Written problem ->
From the entries below, extract every line that includes the word "Nominal".

Exercise inputs ->
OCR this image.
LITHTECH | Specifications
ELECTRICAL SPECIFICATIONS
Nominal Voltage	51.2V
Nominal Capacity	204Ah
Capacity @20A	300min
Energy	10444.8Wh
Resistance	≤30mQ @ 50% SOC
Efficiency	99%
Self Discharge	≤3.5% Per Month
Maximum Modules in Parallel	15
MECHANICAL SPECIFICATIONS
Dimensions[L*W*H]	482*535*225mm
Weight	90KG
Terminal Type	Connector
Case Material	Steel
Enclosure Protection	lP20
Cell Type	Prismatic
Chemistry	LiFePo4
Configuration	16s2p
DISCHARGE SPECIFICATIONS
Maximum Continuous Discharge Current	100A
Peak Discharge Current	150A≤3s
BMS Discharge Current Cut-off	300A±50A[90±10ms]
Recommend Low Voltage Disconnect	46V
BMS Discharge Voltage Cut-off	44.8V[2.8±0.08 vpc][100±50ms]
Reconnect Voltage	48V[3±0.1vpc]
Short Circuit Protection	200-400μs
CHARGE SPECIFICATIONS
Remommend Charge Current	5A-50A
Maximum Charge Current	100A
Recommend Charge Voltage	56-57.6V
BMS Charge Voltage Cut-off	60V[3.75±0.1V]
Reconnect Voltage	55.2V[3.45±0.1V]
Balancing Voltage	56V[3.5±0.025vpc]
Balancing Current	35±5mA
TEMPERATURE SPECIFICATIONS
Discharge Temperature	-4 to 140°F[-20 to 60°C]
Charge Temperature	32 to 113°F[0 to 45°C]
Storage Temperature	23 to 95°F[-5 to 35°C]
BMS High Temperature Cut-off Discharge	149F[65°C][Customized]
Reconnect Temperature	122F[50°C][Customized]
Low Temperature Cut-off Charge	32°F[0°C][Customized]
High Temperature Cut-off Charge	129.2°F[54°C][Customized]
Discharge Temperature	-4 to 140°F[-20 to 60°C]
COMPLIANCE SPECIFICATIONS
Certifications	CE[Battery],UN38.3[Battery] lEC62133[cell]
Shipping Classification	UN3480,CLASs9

Exercise output ->
Nominal Voltage	51.2V
Nominal Capacity	204Ah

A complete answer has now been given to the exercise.